## Available records
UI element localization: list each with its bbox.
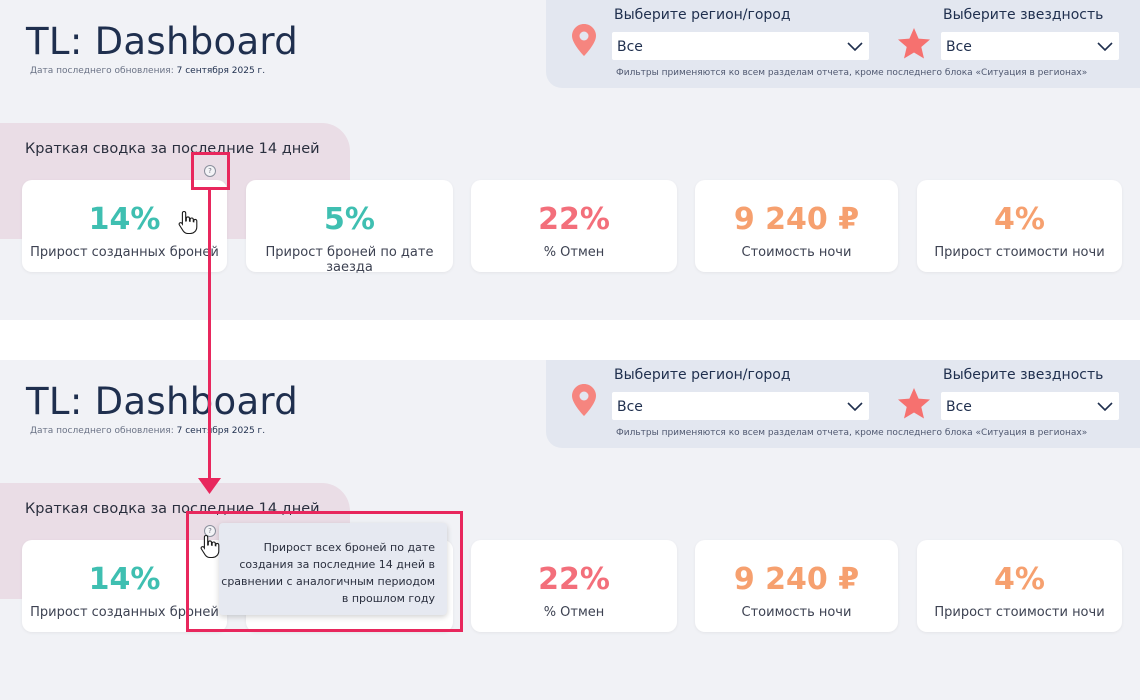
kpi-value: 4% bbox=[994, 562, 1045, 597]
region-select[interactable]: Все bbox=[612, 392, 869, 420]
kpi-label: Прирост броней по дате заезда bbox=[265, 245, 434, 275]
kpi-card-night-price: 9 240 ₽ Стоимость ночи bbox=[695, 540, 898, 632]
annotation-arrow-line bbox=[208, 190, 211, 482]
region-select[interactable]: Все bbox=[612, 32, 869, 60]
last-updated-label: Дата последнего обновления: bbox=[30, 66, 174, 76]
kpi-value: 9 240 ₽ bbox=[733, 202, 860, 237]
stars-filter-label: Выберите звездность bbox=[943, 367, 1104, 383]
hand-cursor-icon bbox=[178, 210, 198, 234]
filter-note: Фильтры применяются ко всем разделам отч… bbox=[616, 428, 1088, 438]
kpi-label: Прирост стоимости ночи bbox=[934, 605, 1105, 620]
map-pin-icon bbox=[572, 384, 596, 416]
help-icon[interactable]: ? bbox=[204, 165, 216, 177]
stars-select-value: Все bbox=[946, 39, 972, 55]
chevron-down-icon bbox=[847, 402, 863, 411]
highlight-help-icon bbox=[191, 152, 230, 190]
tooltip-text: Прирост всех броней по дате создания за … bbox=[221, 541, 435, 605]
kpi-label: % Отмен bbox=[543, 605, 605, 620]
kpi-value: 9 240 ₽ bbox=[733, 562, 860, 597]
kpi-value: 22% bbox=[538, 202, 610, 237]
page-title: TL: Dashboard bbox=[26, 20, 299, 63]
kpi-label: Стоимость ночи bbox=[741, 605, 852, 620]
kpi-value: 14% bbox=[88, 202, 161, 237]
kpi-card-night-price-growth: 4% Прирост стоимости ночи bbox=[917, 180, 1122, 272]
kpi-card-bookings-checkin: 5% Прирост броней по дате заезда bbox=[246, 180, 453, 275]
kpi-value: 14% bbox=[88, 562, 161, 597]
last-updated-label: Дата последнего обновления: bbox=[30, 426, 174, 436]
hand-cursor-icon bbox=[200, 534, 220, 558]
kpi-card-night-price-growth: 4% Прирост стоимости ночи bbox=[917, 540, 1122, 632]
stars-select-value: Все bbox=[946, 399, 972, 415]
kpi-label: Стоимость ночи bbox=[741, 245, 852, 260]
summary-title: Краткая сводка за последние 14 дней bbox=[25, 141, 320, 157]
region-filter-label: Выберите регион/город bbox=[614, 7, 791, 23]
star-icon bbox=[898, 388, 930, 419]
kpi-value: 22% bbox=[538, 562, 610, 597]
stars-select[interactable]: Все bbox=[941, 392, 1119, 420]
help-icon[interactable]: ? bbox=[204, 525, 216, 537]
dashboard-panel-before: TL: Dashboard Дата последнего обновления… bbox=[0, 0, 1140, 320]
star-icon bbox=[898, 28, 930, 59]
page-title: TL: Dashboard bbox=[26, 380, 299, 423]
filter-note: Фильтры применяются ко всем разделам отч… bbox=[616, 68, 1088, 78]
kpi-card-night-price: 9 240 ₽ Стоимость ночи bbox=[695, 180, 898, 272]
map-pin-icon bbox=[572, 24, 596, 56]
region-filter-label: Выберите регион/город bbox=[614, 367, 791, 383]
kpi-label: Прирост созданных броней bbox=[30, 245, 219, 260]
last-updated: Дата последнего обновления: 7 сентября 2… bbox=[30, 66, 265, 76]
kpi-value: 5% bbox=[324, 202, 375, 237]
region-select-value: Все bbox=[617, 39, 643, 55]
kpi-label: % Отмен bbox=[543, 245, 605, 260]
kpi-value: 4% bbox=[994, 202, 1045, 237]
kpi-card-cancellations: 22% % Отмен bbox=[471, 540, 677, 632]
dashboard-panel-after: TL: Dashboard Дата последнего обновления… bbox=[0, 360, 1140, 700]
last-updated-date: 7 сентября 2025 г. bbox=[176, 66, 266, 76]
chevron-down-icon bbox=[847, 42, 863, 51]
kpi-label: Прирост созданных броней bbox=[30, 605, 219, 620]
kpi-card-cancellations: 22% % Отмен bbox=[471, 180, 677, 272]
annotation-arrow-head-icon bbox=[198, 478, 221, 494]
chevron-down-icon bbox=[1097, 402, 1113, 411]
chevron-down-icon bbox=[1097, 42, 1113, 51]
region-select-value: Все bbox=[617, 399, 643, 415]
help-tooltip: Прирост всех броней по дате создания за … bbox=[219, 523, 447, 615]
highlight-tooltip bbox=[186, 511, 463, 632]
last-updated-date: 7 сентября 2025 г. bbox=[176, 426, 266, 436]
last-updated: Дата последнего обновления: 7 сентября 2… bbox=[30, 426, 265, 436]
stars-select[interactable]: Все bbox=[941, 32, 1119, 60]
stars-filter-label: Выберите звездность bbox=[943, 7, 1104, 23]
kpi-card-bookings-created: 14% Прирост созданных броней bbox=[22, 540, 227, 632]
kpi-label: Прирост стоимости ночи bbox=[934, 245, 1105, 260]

## Problem
Reproduce the lines above, character for character, from the one containing "kpi-value: 4% bbox=[994, 562, 1045, 597]" through the one containing "annotation-arrow-line bbox=[208, 190, 211, 482]", including both.

## Task response
kpi-value: 4% bbox=[994, 562, 1045, 597]
region-select[interactable]: Все bbox=[612, 392, 869, 420]
kpi-label: Прирост броней по дате заезда bbox=[265, 245, 434, 275]
kpi-card-night-price: 9 240 ₽ Стоимость ночи bbox=[695, 540, 898, 632]
annotation-arrow-line bbox=[208, 190, 211, 482]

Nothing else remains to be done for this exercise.